- **Source data**
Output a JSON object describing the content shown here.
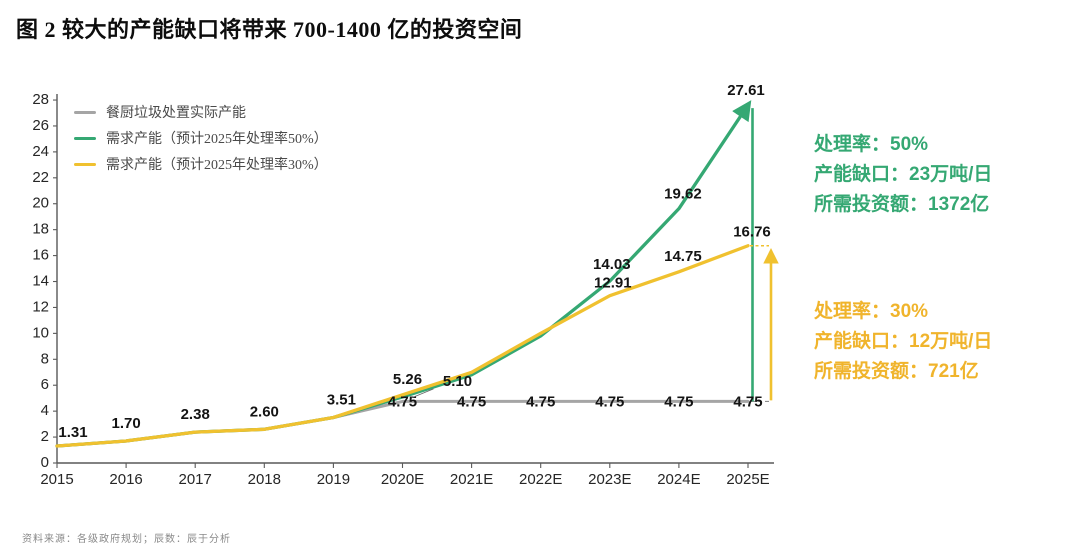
{
  "page": {
    "title": "图 2 较大的产能缺口将带来 700-1400 亿的投资空间",
    "footer": "资料来源：各级政府规划；辰数：辰于分析"
  },
  "colors": {
    "green": "#35a873",
    "yellow": "#f0c12f",
    "yellow_text": "#f0b42c",
    "gray": "#a5a5a5",
    "axis": "#595959"
  },
  "legend": [
    {
      "label": "餐厨垃圾处置实际产能",
      "color_key": "gray"
    },
    {
      "label": "需求产能（预计2025年处理率50%）",
      "color_key": "green"
    },
    {
      "label": "需求产能（预计2025年处理率30%）",
      "color_key": "yellow"
    }
  ],
  "annotations": {
    "green": {
      "lines": [
        {
          "label": "处理率：",
          "value": "50%"
        },
        {
          "label": "产能缺口：",
          "value": "23万吨/日"
        },
        {
          "label": "所需投资额：",
          "value": "1372亿"
        }
      ]
    },
    "yellow": {
      "lines": [
        {
          "label": "处理率：",
          "value": "30%"
        },
        {
          "label": "产能缺口：",
          "value": "12万吨/日"
        },
        {
          "label": "所需投资额：",
          "value": "721亿"
        }
      ]
    }
  },
  "chart_data": {
    "type": "line",
    "title": "图 2 较大的产能缺口将带来 700-1400 亿的投资空间",
    "categories": [
      "2015",
      "2016",
      "2017",
      "2018",
      "2019",
      "2020E",
      "2021E",
      "2022E",
      "2023E",
      "2024E",
      "2025E"
    ],
    "ylim": [
      0,
      28
    ],
    "ytick_step": 2,
    "grid": false,
    "legend_position": "top-left",
    "unit_note": "万吨/日",
    "series": [
      {
        "name": "餐厨垃圾处置实际产能",
        "color": "gray",
        "values": [
          1.31,
          1.7,
          2.38,
          2.6,
          3.51,
          4.75,
          4.75,
          4.75,
          4.75,
          4.75,
          4.75
        ],
        "labels": [
          {
            "i": 0,
            "text": "1.31",
            "dx": 16,
            "dy": -9
          },
          {
            "i": 1,
            "text": "1.70",
            "dx": 0,
            "dy": -13
          },
          {
            "i": 2,
            "text": "2.38",
            "dx": 0,
            "dy": -13
          },
          {
            "i": 3,
            "text": "2.60",
            "dx": 0,
            "dy": -13
          },
          {
            "i": 4,
            "text": "3.51",
            "dx": 8,
            "dy": -13
          },
          {
            "i": 5,
            "text": "4.75",
            "dx": 0,
            "dy": 5
          },
          {
            "i": 6,
            "text": "4.75",
            "dx": 0,
            "dy": 5
          },
          {
            "i": 7,
            "text": "4.75",
            "dx": 0,
            "dy": 5
          },
          {
            "i": 8,
            "text": "4.75",
            "dx": 0,
            "dy": 5
          },
          {
            "i": 9,
            "text": "4.75",
            "dx": 0,
            "dy": 5
          },
          {
            "i": 10,
            "text": "4.75",
            "dx": 0,
            "dy": 5
          }
        ]
      },
      {
        "name": "需求产能（预计2025年处理率50%）",
        "color": "green",
        "arrow_end": true,
        "values": [
          1.31,
          1.7,
          2.38,
          2.6,
          3.51,
          5.1,
          6.8,
          9.8,
          14.03,
          19.62,
          27.61
        ],
        "labels": [
          {
            "i": 5,
            "text": "5.10",
            "dx": 55,
            "dy": -11,
            "leader": true
          },
          {
            "i": 8,
            "text": "14.03",
            "dx": 2,
            "dy": -12
          },
          {
            "i": 9,
            "text": "19.62",
            "dx": 4,
            "dy": -10
          },
          {
            "i": 10,
            "text": "27.61",
            "dx": -2,
            "dy": -10
          }
        ]
      },
      {
        "name": "需求产能（预计2025年处理率30%）",
        "color": "yellow",
        "values": [
          1.31,
          1.7,
          2.38,
          2.6,
          3.51,
          5.26,
          7.0,
          10.0,
          12.91,
          14.75,
          16.76
        ],
        "labels": [
          {
            "i": 5,
            "text": "5.26",
            "dx": 5,
            "dy": -11
          },
          {
            "i": 8,
            "text": "12.91",
            "dx": 3,
            "dy": -8
          },
          {
            "i": 9,
            "text": "14.75",
            "dx": 4,
            "dy": -11
          },
          {
            "i": 10,
            "text": "16.76",
            "dx": 4,
            "dy": -9
          }
        ]
      }
    ],
    "gap_markers": {
      "base_value": 4.75,
      "green_top": 27.61,
      "yellow_top": 16.76
    }
  }
}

- **Short problem**
Omitting all images, print the listing exactly.

- **Exercise output**
Output a JSON object describing the content shown here.
{
  "page": {
    "title": "图 2 较大的产能缺口将带来 700-1400 亿的投资空间",
    "footer": "资料来源：各级政府规划；辰数：辰于分析"
  },
  "colors": {
    "green": "#35a873",
    "yellow": "#f0c12f",
    "yellow_text": "#f0b42c",
    "gray": "#a5a5a5",
    "axis": "#595959"
  },
  "legend": [
    {
      "label": "餐厨垃圾处置实际产能",
      "color_key": "gray"
    },
    {
      "label": "需求产能（预计2025年处理率50%）",
      "color_key": "green"
    },
    {
      "label": "需求产能（预计2025年处理率30%）",
      "color_key": "yellow"
    }
  ],
  "annotations": {
    "green": {
      "lines": [
        {
          "label": "处理率：",
          "value": "50%"
        },
        {
          "label": "产能缺口：",
          "value": "23万吨/日"
        },
        {
          "label": "所需投资额：",
          "value": "1372亿"
        }
      ]
    },
    "yellow": {
      "lines": [
        {
          "label": "处理率：",
          "value": "30%"
        },
        {
          "label": "产能缺口：",
          "value": "12万吨/日"
        },
        {
          "label": "所需投资额：",
          "value": "721亿"
        }
      ]
    }
  },
  "chart_data": {
    "type": "line",
    "title": "图 2 较大的产能缺口将带来 700-1400 亿的投资空间",
    "categories": [
      "2015",
      "2016",
      "2017",
      "2018",
      "2019",
      "2020E",
      "2021E",
      "2022E",
      "2023E",
      "2024E",
      "2025E"
    ],
    "ylim": [
      0,
      28
    ],
    "ytick_step": 2,
    "grid": false,
    "legend_position": "top-left",
    "unit_note": "万吨/日",
    "series": [
      {
        "name": "餐厨垃圾处置实际产能",
        "color": "gray",
        "values": [
          1.31,
          1.7,
          2.38,
          2.6,
          3.51,
          4.75,
          4.75,
          4.75,
          4.75,
          4.75,
          4.75
        ],
        "labels": [
          {
            "i": 0,
            "text": "1.31",
            "dx": 16,
            "dy": -9
          },
          {
            "i": 1,
            "text": "1.70",
            "dx": 0,
            "dy": -13
          },
          {
            "i": 2,
            "text": "2.38",
            "dx": 0,
            "dy": -13
          },
          {
            "i": 3,
            "text": "2.60",
            "dx": 0,
            "dy": -13
          },
          {
            "i": 4,
            "text": "3.51",
            "dx": 8,
            "dy": -13
          },
          {
            "i": 5,
            "text": "4.75",
            "dx": 0,
            "dy": 5
          },
          {
            "i": 6,
            "text": "4.75",
            "dx": 0,
            "dy": 5
          },
          {
            "i": 7,
            "text": "4.75",
            "dx": 0,
            "dy": 5
          },
          {
            "i": 8,
            "text": "4.75",
            "dx": 0,
            "dy": 5
          },
          {
            "i": 9,
            "text": "4.75",
            "dx": 0,
            "dy": 5
          },
          {
            "i": 10,
            "text": "4.75",
            "dx": 0,
            "dy": 5
          }
        ]
      },
      {
        "name": "需求产能（预计2025年处理率50%）",
        "color": "green",
        "arrow_end": true,
        "values": [
          1.31,
          1.7,
          2.38,
          2.6,
          3.51,
          5.1,
          6.8,
          9.8,
          14.03,
          19.62,
          27.61
        ],
        "labels": [
          {
            "i": 5,
            "text": "5.10",
            "dx": 55,
            "dy": -11,
            "leader": true
          },
          {
            "i": 8,
            "text": "14.03",
            "dx": 2,
            "dy": -12
          },
          {
            "i": 9,
            "text": "19.62",
            "dx": 4,
            "dy": -10
          },
          {
            "i": 10,
            "text": "27.61",
            "dx": -2,
            "dy": -10
          }
        ]
      },
      {
        "name": "需求产能（预计2025年处理率30%）",
        "color": "yellow",
        "values": [
          1.31,
          1.7,
          2.38,
          2.6,
          3.51,
          5.26,
          7.0,
          10.0,
          12.91,
          14.75,
          16.76
        ],
        "labels": [
          {
            "i": 5,
            "text": "5.26",
            "dx": 5,
            "dy": -11
          },
          {
            "i": 8,
            "text": "12.91",
            "dx": 3,
            "dy": -8
          },
          {
            "i": 9,
            "text": "14.75",
            "dx": 4,
            "dy": -11
          },
          {
            "i": 10,
            "text": "16.76",
            "dx": 4,
            "dy": -9
          }
        ]
      }
    ],
    "gap_markers": {
      "base_value": 4.75,
      "green_top": 27.61,
      "yellow_top": 16.76
    }
  }
}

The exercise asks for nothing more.